The task: Copy the listing below in full and skip every picture.

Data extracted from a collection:
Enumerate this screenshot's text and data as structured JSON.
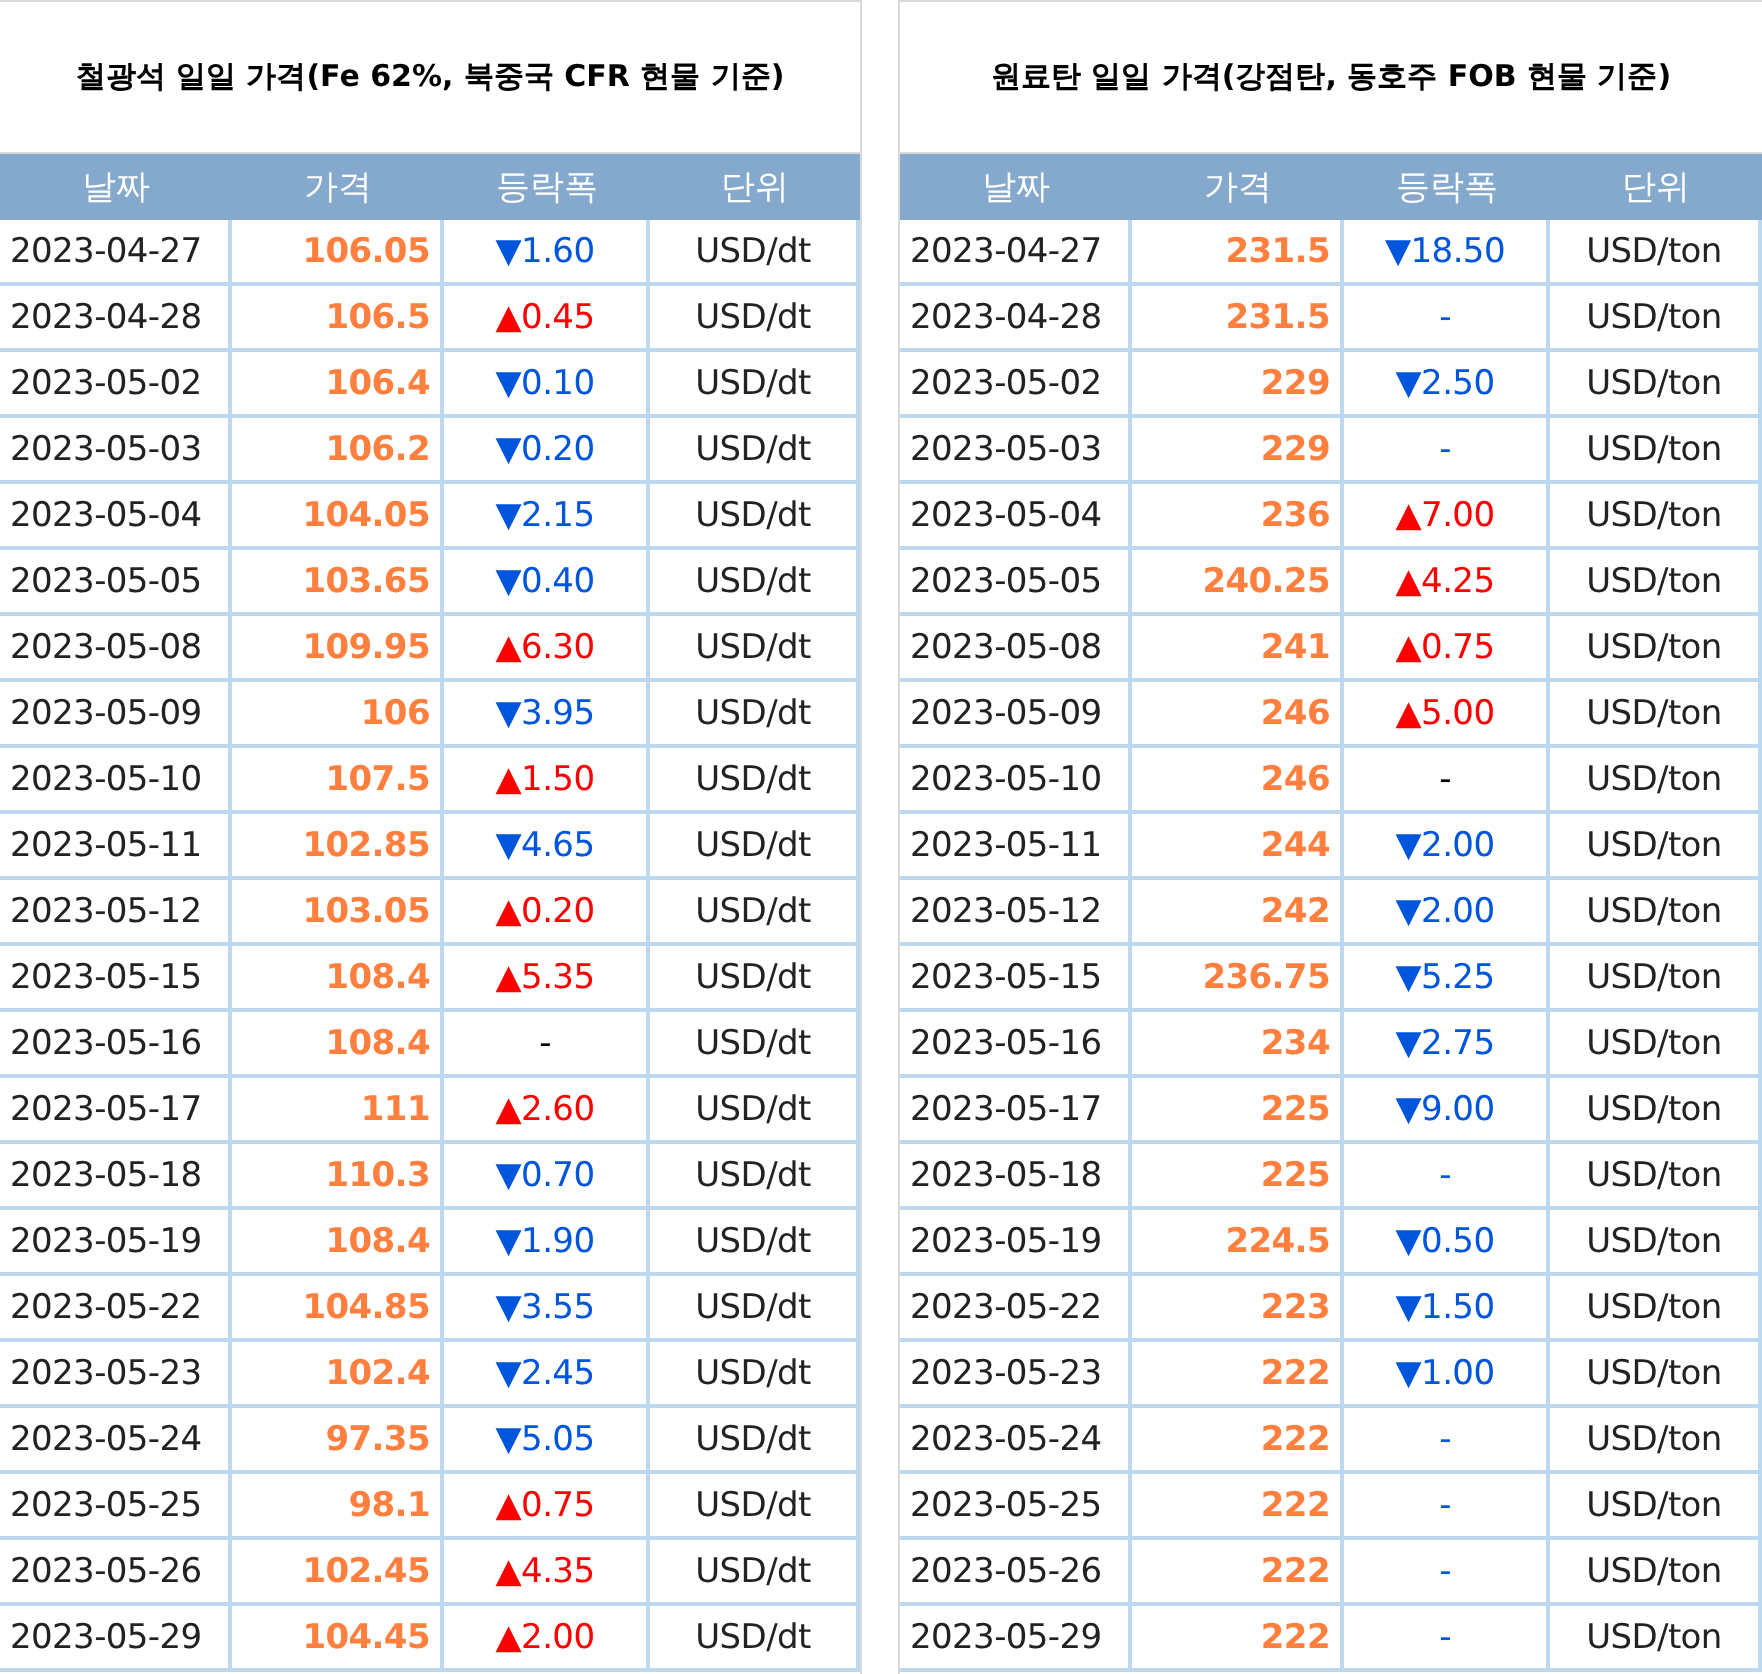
{
  "tables": [
    {
      "title": "철광석 일일 가격(Fe 62%, 북중국 CFR 현물 기준)",
      "columns": [
        "날짜",
        "가격",
        "등락폭",
        "단위"
      ],
      "rows": [
        {
          "date": "2023-04-27",
          "price": "106.05",
          "change": "▼1.60",
          "kind": "down",
          "unit": "USD/dt"
        },
        {
          "date": "2023-04-28",
          "price": "106.5",
          "change": "▲0.45",
          "kind": "up",
          "unit": "USD/dt"
        },
        {
          "date": "2023-05-02",
          "price": "106.4",
          "change": "▼0.10",
          "kind": "down",
          "unit": "USD/dt"
        },
        {
          "date": "2023-05-03",
          "price": "106.2",
          "change": "▼0.20",
          "kind": "down",
          "unit": "USD/dt"
        },
        {
          "date": "2023-05-04",
          "price": "104.05",
          "change": "▼2.15",
          "kind": "down",
          "unit": "USD/dt"
        },
        {
          "date": "2023-05-05",
          "price": "103.65",
          "change": "▼0.40",
          "kind": "down",
          "unit": "USD/dt"
        },
        {
          "date": "2023-05-08",
          "price": "109.95",
          "change": "▲6.30",
          "kind": "up",
          "unit": "USD/dt"
        },
        {
          "date": "2023-05-09",
          "price": "106",
          "change": "▼3.95",
          "kind": "down",
          "unit": "USD/dt"
        },
        {
          "date": "2023-05-10",
          "price": "107.5",
          "change": "▲1.50",
          "kind": "up",
          "unit": "USD/dt"
        },
        {
          "date": "2023-05-11",
          "price": "102.85",
          "change": "▼4.65",
          "kind": "down",
          "unit": "USD/dt"
        },
        {
          "date": "2023-05-12",
          "price": "103.05",
          "change": "▲0.20",
          "kind": "up",
          "unit": "USD/dt"
        },
        {
          "date": "2023-05-15",
          "price": "108.4",
          "change": "▲5.35",
          "kind": "up",
          "unit": "USD/dt"
        },
        {
          "date": "2023-05-16",
          "price": "108.4",
          "change": "-",
          "kind": "none",
          "unit": "USD/dt"
        },
        {
          "date": "2023-05-17",
          "price": "111",
          "change": "▲2.60",
          "kind": "up",
          "unit": "USD/dt"
        },
        {
          "date": "2023-05-18",
          "price": "110.3",
          "change": "▼0.70",
          "kind": "down",
          "unit": "USD/dt"
        },
        {
          "date": "2023-05-19",
          "price": "108.4",
          "change": "▼1.90",
          "kind": "down",
          "unit": "USD/dt"
        },
        {
          "date": "2023-05-22",
          "price": "104.85",
          "change": "▼3.55",
          "kind": "down",
          "unit": "USD/dt"
        },
        {
          "date": "2023-05-23",
          "price": "102.4",
          "change": "▼2.45",
          "kind": "down",
          "unit": "USD/dt"
        },
        {
          "date": "2023-05-24",
          "price": "97.35",
          "change": "▼5.05",
          "kind": "down",
          "unit": "USD/dt"
        },
        {
          "date": "2023-05-25",
          "price": "98.1",
          "change": "▲0.75",
          "kind": "up",
          "unit": "USD/dt"
        },
        {
          "date": "2023-05-26",
          "price": "102.45",
          "change": "▲4.35",
          "kind": "up",
          "unit": "USD/dt"
        },
        {
          "date": "2023-05-29",
          "price": "104.45",
          "change": "▲2.00",
          "kind": "up",
          "unit": "USD/dt"
        }
      ]
    },
    {
      "title": "원료탄 일일 가격(강점탄, 동호주 FOB 현물 기준)",
      "columns": [
        "날짜",
        "가격",
        "등락폭",
        "단위"
      ],
      "rows": [
        {
          "date": "2023-04-27",
          "price": "231.5",
          "change": "▼18.50",
          "kind": "down",
          "unit": "USD/ton"
        },
        {
          "date": "2023-04-28",
          "price": "231.5",
          "change": "-",
          "kind": "flat",
          "unit": "USD/ton"
        },
        {
          "date": "2023-05-02",
          "price": "229",
          "change": "▼2.50",
          "kind": "down",
          "unit": "USD/ton"
        },
        {
          "date": "2023-05-03",
          "price": "229",
          "change": "-",
          "kind": "flat",
          "unit": "USD/ton"
        },
        {
          "date": "2023-05-04",
          "price": "236",
          "change": "▲7.00",
          "kind": "up",
          "unit": "USD/ton"
        },
        {
          "date": "2023-05-05",
          "price": "240.25",
          "change": "▲4.25",
          "kind": "up",
          "unit": "USD/ton"
        },
        {
          "date": "2023-05-08",
          "price": "241",
          "change": "▲0.75",
          "kind": "up",
          "unit": "USD/ton"
        },
        {
          "date": "2023-05-09",
          "price": "246",
          "change": "▲5.00",
          "kind": "up",
          "unit": "USD/ton"
        },
        {
          "date": "2023-05-10",
          "price": "246",
          "change": "-",
          "kind": "none",
          "unit": "USD/ton"
        },
        {
          "date": "2023-05-11",
          "price": "244",
          "change": "▼2.00",
          "kind": "down",
          "unit": "USD/ton"
        },
        {
          "date": "2023-05-12",
          "price": "242",
          "change": "▼2.00",
          "kind": "down",
          "unit": "USD/ton"
        },
        {
          "date": "2023-05-15",
          "price": "236.75",
          "change": "▼5.25",
          "kind": "down",
          "unit": "USD/ton"
        },
        {
          "date": "2023-05-16",
          "price": "234",
          "change": "▼2.75",
          "kind": "down",
          "unit": "USD/ton"
        },
        {
          "date": "2023-05-17",
          "price": "225",
          "change": "▼9.00",
          "kind": "down",
          "unit": "USD/ton"
        },
        {
          "date": "2023-05-18",
          "price": "225",
          "change": "-",
          "kind": "flat",
          "unit": "USD/ton"
        },
        {
          "date": "2023-05-19",
          "price": "224.5",
          "change": "▼0.50",
          "kind": "down",
          "unit": "USD/ton"
        },
        {
          "date": "2023-05-22",
          "price": "223",
          "change": "▼1.50",
          "kind": "down",
          "unit": "USD/ton"
        },
        {
          "date": "2023-05-23",
          "price": "222",
          "change": "▼1.00",
          "kind": "down",
          "unit": "USD/ton"
        },
        {
          "date": "2023-05-24",
          "price": "222",
          "change": "-",
          "kind": "flat",
          "unit": "USD/ton"
        },
        {
          "date": "2023-05-25",
          "price": "222",
          "change": "-",
          "kind": "flat",
          "unit": "USD/ton"
        },
        {
          "date": "2023-05-26",
          "price": "222",
          "change": "-",
          "kind": "flat",
          "unit": "USD/ton"
        },
        {
          "date": "2023-05-29",
          "price": "222",
          "change": "-",
          "kind": "flat",
          "unit": "USD/ton"
        }
      ]
    }
  ]
}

Written response:
Enumerate this screenshot's text and data as structured JSON.
{
  "tables": [
    {
      "title": "철광석 일일 가격(Fe 62%, 북중국 CFR 현물 기준)",
      "columns": [
        "날짜",
        "가격",
        "등락폭",
        "단위"
      ],
      "rows": [
        {
          "date": "2023-04-27",
          "price": "106.05",
          "change": "▼1.60",
          "kind": "down",
          "unit": "USD/dt"
        },
        {
          "date": "2023-04-28",
          "price": "106.5",
          "change": "▲0.45",
          "kind": "up",
          "unit": "USD/dt"
        },
        {
          "date": "2023-05-02",
          "price": "106.4",
          "change": "▼0.10",
          "kind": "down",
          "unit": "USD/dt"
        },
        {
          "date": "2023-05-03",
          "price": "106.2",
          "change": "▼0.20",
          "kind": "down",
          "unit": "USD/dt"
        },
        {
          "date": "2023-05-04",
          "price": "104.05",
          "change": "▼2.15",
          "kind": "down",
          "unit": "USD/dt"
        },
        {
          "date": "2023-05-05",
          "price": "103.65",
          "change": "▼0.40",
          "kind": "down",
          "unit": "USD/dt"
        },
        {
          "date": "2023-05-08",
          "price": "109.95",
          "change": "▲6.30",
          "kind": "up",
          "unit": "USD/dt"
        },
        {
          "date": "2023-05-09",
          "price": "106",
          "change": "▼3.95",
          "kind": "down",
          "unit": "USD/dt"
        },
        {
          "date": "2023-05-10",
          "price": "107.5",
          "change": "▲1.50",
          "kind": "up",
          "unit": "USD/dt"
        },
        {
          "date": "2023-05-11",
          "price": "102.85",
          "change": "▼4.65",
          "kind": "down",
          "unit": "USD/dt"
        },
        {
          "date": "2023-05-12",
          "price": "103.05",
          "change": "▲0.20",
          "kind": "up",
          "unit": "USD/dt"
        },
        {
          "date": "2023-05-15",
          "price": "108.4",
          "change": "▲5.35",
          "kind": "up",
          "unit": "USD/dt"
        },
        {
          "date": "2023-05-16",
          "price": "108.4",
          "change": "-",
          "kind": "none",
          "unit": "USD/dt"
        },
        {
          "date": "2023-05-17",
          "price": "111",
          "change": "▲2.60",
          "kind": "up",
          "unit": "USD/dt"
        },
        {
          "date": "2023-05-18",
          "price": "110.3",
          "change": "▼0.70",
          "kind": "down",
          "unit": "USD/dt"
        },
        {
          "date": "2023-05-19",
          "price": "108.4",
          "change": "▼1.90",
          "kind": "down",
          "unit": "USD/dt"
        },
        {
          "date": "2023-05-22",
          "price": "104.85",
          "change": "▼3.55",
          "kind": "down",
          "unit": "USD/dt"
        },
        {
          "date": "2023-05-23",
          "price": "102.4",
          "change": "▼2.45",
          "kind": "down",
          "unit": "USD/dt"
        },
        {
          "date": "2023-05-24",
          "price": "97.35",
          "change": "▼5.05",
          "kind": "down",
          "unit": "USD/dt"
        },
        {
          "date": "2023-05-25",
          "price": "98.1",
          "change": "▲0.75",
          "kind": "up",
          "unit": "USD/dt"
        },
        {
          "date": "2023-05-26",
          "price": "102.45",
          "change": "▲4.35",
          "kind": "up",
          "unit": "USD/dt"
        },
        {
          "date": "2023-05-29",
          "price": "104.45",
          "change": "▲2.00",
          "kind": "up",
          "unit": "USD/dt"
        }
      ]
    },
    {
      "title": "원료탄 일일 가격(강점탄, 동호주 FOB 현물 기준)",
      "columns": [
        "날짜",
        "가격",
        "등락폭",
        "단위"
      ],
      "rows": [
        {
          "date": "2023-04-27",
          "price": "231.5",
          "change": "▼18.50",
          "kind": "down",
          "unit": "USD/ton"
        },
        {
          "date": "2023-04-28",
          "price": "231.5",
          "change": "-",
          "kind": "flat",
          "unit": "USD/ton"
        },
        {
          "date": "2023-05-02",
          "price": "229",
          "change": "▼2.50",
          "kind": "down",
          "unit": "USD/ton"
        },
        {
          "date": "2023-05-03",
          "price": "229",
          "change": "-",
          "kind": "flat",
          "unit": "USD/ton"
        },
        {
          "date": "2023-05-04",
          "price": "236",
          "change": "▲7.00",
          "kind": "up",
          "unit": "USD/ton"
        },
        {
          "date": "2023-05-05",
          "price": "240.25",
          "change": "▲4.25",
          "kind": "up",
          "unit": "USD/ton"
        },
        {
          "date": "2023-05-08",
          "price": "241",
          "change": "▲0.75",
          "kind": "up",
          "unit": "USD/ton"
        },
        {
          "date": "2023-05-09",
          "price": "246",
          "change": "▲5.00",
          "kind": "up",
          "unit": "USD/ton"
        },
        {
          "date": "2023-05-10",
          "price": "246",
          "change": "-",
          "kind": "none",
          "unit": "USD/ton"
        },
        {
          "date": "2023-05-11",
          "price": "244",
          "change": "▼2.00",
          "kind": "down",
          "unit": "USD/ton"
        },
        {
          "date": "2023-05-12",
          "price": "242",
          "change": "▼2.00",
          "kind": "down",
          "unit": "USD/ton"
        },
        {
          "date": "2023-05-15",
          "price": "236.75",
          "change": "▼5.25",
          "kind": "down",
          "unit": "USD/ton"
        },
        {
          "date": "2023-05-16",
          "price": "234",
          "change": "▼2.75",
          "kind": "down",
          "unit": "USD/ton"
        },
        {
          "date": "2023-05-17",
          "price": "225",
          "change": "▼9.00",
          "kind": "down",
          "unit": "USD/ton"
        },
        {
          "date": "2023-05-18",
          "price": "225",
          "change": "-",
          "kind": "flat",
          "unit": "USD/ton"
        },
        {
          "date": "2023-05-19",
          "price": "224.5",
          "change": "▼0.50",
          "kind": "down",
          "unit": "USD/ton"
        },
        {
          "date": "2023-05-22",
          "price": "223",
          "change": "▼1.50",
          "kind": "down",
          "unit": "USD/ton"
        },
        {
          "date": "2023-05-23",
          "price": "222",
          "change": "▼1.00",
          "kind": "down",
          "unit": "USD/ton"
        },
        {
          "date": "2023-05-24",
          "price": "222",
          "change": "-",
          "kind": "flat",
          "unit": "USD/ton"
        },
        {
          "date": "2023-05-25",
          "price": "222",
          "change": "-",
          "kind": "flat",
          "unit": "USD/ton"
        },
        {
          "date": "2023-05-26",
          "price": "222",
          "change": "-",
          "kind": "flat",
          "unit": "USD/ton"
        },
        {
          "date": "2023-05-29",
          "price": "222",
          "change": "-",
          "kind": "flat",
          "unit": "USD/ton"
        }
      ]
    }
  ]
}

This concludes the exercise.